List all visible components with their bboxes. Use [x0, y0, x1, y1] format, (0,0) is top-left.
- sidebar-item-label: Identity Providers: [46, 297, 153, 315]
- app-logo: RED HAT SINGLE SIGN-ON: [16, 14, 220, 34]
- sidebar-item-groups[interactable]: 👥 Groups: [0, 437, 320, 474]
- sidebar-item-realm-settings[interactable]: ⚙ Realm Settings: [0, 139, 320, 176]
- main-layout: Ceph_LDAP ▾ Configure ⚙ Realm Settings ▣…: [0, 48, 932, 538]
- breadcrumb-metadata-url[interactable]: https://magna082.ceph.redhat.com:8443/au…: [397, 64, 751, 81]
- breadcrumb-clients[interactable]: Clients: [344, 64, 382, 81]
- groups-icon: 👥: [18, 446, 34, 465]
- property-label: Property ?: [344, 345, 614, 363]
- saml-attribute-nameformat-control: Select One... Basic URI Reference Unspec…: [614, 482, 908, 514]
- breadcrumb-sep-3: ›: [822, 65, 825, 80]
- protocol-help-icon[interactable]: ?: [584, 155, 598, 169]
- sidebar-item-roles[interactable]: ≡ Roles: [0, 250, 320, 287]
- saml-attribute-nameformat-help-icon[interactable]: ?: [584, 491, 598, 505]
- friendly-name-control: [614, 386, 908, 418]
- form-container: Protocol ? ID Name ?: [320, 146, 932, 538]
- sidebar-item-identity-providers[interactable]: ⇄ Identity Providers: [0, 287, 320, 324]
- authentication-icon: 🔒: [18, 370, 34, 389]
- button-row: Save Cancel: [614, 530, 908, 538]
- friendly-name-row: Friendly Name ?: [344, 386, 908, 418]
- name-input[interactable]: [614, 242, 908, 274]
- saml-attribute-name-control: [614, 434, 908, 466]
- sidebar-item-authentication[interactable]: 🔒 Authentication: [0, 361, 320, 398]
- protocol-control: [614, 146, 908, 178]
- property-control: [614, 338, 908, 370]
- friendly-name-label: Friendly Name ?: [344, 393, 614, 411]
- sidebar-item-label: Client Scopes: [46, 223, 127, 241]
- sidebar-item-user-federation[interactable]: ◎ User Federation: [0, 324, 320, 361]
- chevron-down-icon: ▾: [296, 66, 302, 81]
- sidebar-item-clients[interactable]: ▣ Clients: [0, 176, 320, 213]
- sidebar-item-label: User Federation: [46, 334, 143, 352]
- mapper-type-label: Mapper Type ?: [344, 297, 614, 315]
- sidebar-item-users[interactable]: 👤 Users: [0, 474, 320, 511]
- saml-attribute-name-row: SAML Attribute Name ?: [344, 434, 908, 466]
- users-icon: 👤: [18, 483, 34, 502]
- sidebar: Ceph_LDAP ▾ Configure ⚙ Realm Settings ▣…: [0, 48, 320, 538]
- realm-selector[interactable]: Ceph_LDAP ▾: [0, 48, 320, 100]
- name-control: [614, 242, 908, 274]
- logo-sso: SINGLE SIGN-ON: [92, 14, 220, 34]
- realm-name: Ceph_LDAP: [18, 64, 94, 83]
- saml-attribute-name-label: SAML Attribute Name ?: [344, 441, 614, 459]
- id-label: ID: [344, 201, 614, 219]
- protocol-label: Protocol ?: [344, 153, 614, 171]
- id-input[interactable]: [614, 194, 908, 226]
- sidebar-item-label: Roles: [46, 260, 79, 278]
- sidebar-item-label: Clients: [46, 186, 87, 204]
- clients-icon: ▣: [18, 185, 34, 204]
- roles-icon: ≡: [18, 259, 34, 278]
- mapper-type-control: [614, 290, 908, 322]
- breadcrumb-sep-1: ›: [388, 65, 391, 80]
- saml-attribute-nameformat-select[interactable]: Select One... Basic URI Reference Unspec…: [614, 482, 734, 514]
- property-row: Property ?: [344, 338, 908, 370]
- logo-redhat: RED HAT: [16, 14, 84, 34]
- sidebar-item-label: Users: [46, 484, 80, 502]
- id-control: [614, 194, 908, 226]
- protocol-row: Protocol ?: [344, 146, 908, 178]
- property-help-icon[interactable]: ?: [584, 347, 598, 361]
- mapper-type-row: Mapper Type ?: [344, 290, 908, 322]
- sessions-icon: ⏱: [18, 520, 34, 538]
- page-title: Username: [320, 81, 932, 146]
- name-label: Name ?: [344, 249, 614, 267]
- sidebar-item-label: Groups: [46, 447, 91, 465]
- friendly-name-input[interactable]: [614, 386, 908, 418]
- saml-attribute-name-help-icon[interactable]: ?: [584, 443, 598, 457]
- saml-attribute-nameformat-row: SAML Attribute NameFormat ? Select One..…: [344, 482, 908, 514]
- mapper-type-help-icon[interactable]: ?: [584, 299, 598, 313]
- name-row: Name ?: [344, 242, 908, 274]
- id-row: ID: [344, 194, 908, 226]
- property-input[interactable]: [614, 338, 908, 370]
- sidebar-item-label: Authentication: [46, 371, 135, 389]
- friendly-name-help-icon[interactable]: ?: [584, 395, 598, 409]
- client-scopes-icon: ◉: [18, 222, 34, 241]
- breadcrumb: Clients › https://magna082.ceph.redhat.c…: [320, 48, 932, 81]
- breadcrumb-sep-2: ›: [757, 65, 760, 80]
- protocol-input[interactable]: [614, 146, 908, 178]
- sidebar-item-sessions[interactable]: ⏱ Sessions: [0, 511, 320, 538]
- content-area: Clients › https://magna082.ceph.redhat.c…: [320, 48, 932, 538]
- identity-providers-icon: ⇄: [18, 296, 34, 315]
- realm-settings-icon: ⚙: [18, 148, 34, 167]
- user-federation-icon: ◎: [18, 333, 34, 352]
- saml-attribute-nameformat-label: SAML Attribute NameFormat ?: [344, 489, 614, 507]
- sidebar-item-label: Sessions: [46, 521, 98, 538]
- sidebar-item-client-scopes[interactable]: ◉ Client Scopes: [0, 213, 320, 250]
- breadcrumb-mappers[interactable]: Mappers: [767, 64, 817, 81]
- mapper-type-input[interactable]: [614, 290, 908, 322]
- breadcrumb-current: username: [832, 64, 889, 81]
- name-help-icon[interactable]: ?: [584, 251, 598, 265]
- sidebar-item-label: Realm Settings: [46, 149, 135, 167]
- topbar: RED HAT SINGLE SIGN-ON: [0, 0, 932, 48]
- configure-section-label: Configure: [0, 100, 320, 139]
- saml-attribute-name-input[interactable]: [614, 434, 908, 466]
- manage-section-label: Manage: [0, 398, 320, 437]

### What you will do
Write out all the lines above again, replacing "SINGLE SIGN-ON" with "IDENTITY MANAGEMENT" and leaving everything else unchanged.

### Completed exercise
List all visible components with their bboxes. Use [x0, y0, x1, y1] format, (0,0) is top-left.
- sidebar-item-label: Identity Providers: [46, 297, 153, 315]
- app-logo: RED HAT IDENTITY MANAGEMENT: [16, 14, 220, 34]
- sidebar-item-groups[interactable]: 👥 Groups: [0, 437, 320, 474]
- sidebar-item-realm-settings[interactable]: ⚙ Realm Settings: [0, 139, 320, 176]
- main-layout: Ceph_LDAP ▾ Configure ⚙ Realm Settings ▣…: [0, 48, 932, 538]
- breadcrumb-metadata-url[interactable]: https://magna082.ceph.redhat.com:8443/au…: [397, 64, 751, 81]
- breadcrumb-clients[interactable]: Clients: [344, 64, 382, 81]
- groups-icon: 👥: [18, 446, 34, 465]
- property-label: Property ?: [344, 345, 614, 363]
- saml-attribute-nameformat-control: Select One... Basic URI Reference Unspec…: [614, 482, 908, 514]
- breadcrumb-sep-3: ›: [822, 65, 825, 80]
- protocol-help-icon[interactable]: ?: [584, 155, 598, 169]
- sidebar-item-roles[interactable]: ≡ Roles: [0, 250, 320, 287]
- saml-attribute-nameformat-help-icon[interactable]: ?: [584, 491, 598, 505]
- friendly-name-control: [614, 386, 908, 418]
- form-container: Protocol ? ID Name ?: [320, 146, 932, 538]
- sidebar-item-identity-providers[interactable]: ⇄ Identity Providers: [0, 287, 320, 324]
- authentication-icon: 🔒: [18, 370, 34, 389]
- button-row: Save Cancel: [614, 530, 908, 538]
- friendly-name-row: Friendly Name ?: [344, 386, 908, 418]
- name-input[interactable]: [614, 242, 908, 274]
- saml-attribute-name-control: [614, 434, 908, 466]
- sidebar-item-authentication[interactable]: 🔒 Authentication: [0, 361, 320, 398]
- protocol-control: [614, 146, 908, 178]
- property-control: [614, 338, 908, 370]
- friendly-name-label: Friendly Name ?: [344, 393, 614, 411]
- sidebar-item-label: Client Scopes: [46, 223, 127, 241]
- sidebar-item-user-federation[interactable]: ◎ User Federation: [0, 324, 320, 361]
- chevron-down-icon: ▾: [296, 66, 302, 81]
- sidebar-item-clients[interactable]: ▣ Clients: [0, 176, 320, 213]
- sidebar-item-label: User Federation: [46, 334, 143, 352]
- mapper-type-label: Mapper Type ?: [344, 297, 614, 315]
- sidebar-item-users[interactable]: 👤 Users: [0, 474, 320, 511]
- saml-attribute-name-row: SAML Attribute Name ?: [344, 434, 908, 466]
- users-icon: 👤: [18, 483, 34, 502]
- sidebar: Ceph_LDAP ▾ Configure ⚙ Realm Settings ▣…: [0, 48, 320, 538]
- realm-selector[interactable]: Ceph_LDAP ▾: [0, 48, 320, 100]
- name-control: [614, 242, 908, 274]
- logo-sso: IDENTITY MANAGEMENT: [92, 14, 220, 34]
- realm-name: Ceph_LDAP: [18, 64, 94, 83]
- saml-attribute-name-label: SAML Attribute Name ?: [344, 441, 614, 459]
- id-label: ID: [344, 201, 614, 219]
- protocol-label: Protocol ?: [344, 153, 614, 171]
- id-input[interactable]: [614, 194, 908, 226]
- sidebar-item-label: Roles: [46, 260, 79, 278]
- sidebar-item-label: Clients: [46, 186, 87, 204]
- clients-icon: ▣: [18, 185, 34, 204]
- roles-icon: ≡: [18, 259, 34, 278]
- mapper-type-control: [614, 290, 908, 322]
- breadcrumb-sep-1: ›: [388, 65, 391, 80]
- saml-attribute-nameformat-select[interactable]: Select One... Basic URI Reference Unspec…: [614, 482, 734, 514]
- property-row: Property ?: [344, 338, 908, 370]
- logo-redhat: RED HAT: [16, 14, 84, 34]
- sidebar-item-label: Users: [46, 484, 80, 502]
- id-control: [614, 194, 908, 226]
- protocol-row: Protocol ?: [344, 146, 908, 178]
- property-help-icon[interactable]: ?: [584, 347, 598, 361]
- mapper-type-row: Mapper Type ?: [344, 290, 908, 322]
- sessions-icon: ⏱: [18, 520, 34, 538]
- page-title: Username: [320, 81, 932, 146]
- name-label: Name ?: [344, 249, 614, 267]
- sidebar-item-label: Groups: [46, 447, 91, 465]
- friendly-name-input[interactable]: [614, 386, 908, 418]
- saml-attribute-name-help-icon[interactable]: ?: [584, 443, 598, 457]
- saml-attribute-nameformat-row: SAML Attribute NameFormat ? Select One..…: [344, 482, 908, 514]
- mapper-type-help-icon[interactable]: ?: [584, 299, 598, 313]
- name-row: Name ?: [344, 242, 908, 274]
- id-row: ID: [344, 194, 908, 226]
- property-input[interactable]: [614, 338, 908, 370]
- sidebar-item-label: Authentication: [46, 371, 135, 389]
- friendly-name-help-icon[interactable]: ?: [584, 395, 598, 409]
- client-scopes-icon: ◉: [18, 222, 34, 241]
- breadcrumb: Clients › https://magna082.ceph.redhat.c…: [320, 48, 932, 81]
- breadcrumb-sep-2: ›: [757, 65, 760, 80]
- protocol-input[interactable]: [614, 146, 908, 178]
- sidebar-item-sessions[interactable]: ⏱ Sessions: [0, 511, 320, 538]
- content-area: Clients › https://magna082.ceph.redhat.c…: [320, 48, 932, 538]
- identity-providers-icon: ⇄: [18, 296, 34, 315]
- realm-settings-icon: ⚙: [18, 148, 34, 167]
- user-federation-icon: ◎: [18, 333, 34, 352]
- saml-attribute-nameformat-label: SAML Attribute NameFormat ?: [344, 489, 614, 507]
- sidebar-item-label: Sessions: [46, 521, 98, 538]
- sidebar-item-client-scopes[interactable]: ◉ Client Scopes: [0, 213, 320, 250]
- breadcrumb-mappers[interactable]: Mappers: [767, 64, 817, 81]
- mapper-type-input[interactable]: [614, 290, 908, 322]
- breadcrumb-current: username: [832, 64, 889, 81]
- name-help-icon[interactable]: ?: [584, 251, 598, 265]
- sidebar-item-label: Realm Settings: [46, 149, 135, 167]
- topbar: RED HAT IDENTITY MANAGEMENT: [0, 0, 932, 48]
- configure-section-label: Configure: [0, 100, 320, 139]
- saml-attribute-name-input[interactable]: [614, 434, 908, 466]
- manage-section-label: Manage: [0, 398, 320, 437]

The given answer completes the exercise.